[Written task] Read through the entries below and return each line with the word "gearbox".

[Supplied records]
————

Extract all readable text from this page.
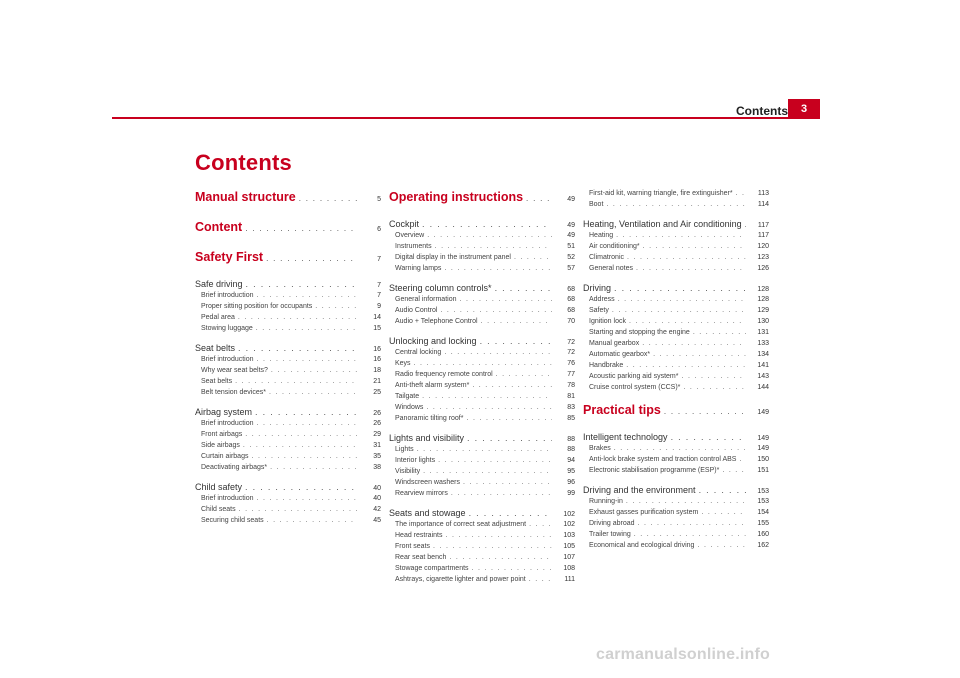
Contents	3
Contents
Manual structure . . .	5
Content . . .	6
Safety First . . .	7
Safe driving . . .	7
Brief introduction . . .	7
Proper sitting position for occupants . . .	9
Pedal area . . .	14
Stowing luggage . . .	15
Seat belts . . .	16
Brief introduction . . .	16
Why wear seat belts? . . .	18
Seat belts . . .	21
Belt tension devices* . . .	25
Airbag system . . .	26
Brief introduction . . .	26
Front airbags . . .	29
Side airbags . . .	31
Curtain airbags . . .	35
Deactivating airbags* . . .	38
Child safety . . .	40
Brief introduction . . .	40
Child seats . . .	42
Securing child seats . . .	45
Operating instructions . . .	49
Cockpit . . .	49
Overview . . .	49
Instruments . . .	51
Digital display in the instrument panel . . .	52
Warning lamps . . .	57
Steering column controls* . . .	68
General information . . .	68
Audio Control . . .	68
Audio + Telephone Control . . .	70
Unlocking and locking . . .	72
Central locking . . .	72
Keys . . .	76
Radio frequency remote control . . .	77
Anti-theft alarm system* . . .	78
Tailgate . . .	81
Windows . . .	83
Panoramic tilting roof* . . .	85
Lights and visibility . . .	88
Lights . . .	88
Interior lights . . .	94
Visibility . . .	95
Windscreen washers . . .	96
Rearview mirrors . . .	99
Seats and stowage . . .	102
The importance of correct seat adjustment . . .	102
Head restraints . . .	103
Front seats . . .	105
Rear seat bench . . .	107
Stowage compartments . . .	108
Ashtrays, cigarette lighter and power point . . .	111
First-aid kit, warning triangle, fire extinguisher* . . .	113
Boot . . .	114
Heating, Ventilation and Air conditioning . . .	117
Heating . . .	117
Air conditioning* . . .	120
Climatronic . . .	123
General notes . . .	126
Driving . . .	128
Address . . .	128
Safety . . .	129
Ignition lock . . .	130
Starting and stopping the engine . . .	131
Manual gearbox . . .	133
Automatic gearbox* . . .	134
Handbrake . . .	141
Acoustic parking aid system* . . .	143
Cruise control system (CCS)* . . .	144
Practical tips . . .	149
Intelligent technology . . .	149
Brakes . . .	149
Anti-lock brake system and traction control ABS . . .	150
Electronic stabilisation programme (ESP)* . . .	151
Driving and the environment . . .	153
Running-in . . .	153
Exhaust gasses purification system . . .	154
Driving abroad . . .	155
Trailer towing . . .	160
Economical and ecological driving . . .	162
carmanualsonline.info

————

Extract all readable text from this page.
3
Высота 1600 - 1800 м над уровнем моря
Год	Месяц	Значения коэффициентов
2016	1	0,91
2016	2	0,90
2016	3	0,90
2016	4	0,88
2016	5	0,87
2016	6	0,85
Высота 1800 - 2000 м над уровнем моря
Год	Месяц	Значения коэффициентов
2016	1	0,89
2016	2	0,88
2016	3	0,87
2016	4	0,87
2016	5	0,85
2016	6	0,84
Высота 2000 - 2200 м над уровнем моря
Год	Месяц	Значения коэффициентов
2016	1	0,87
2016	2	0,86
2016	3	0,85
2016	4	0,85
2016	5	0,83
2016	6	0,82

————

[Answer to the task]
Manual gearbox . . .	133
Automatic gearbox* . . .	134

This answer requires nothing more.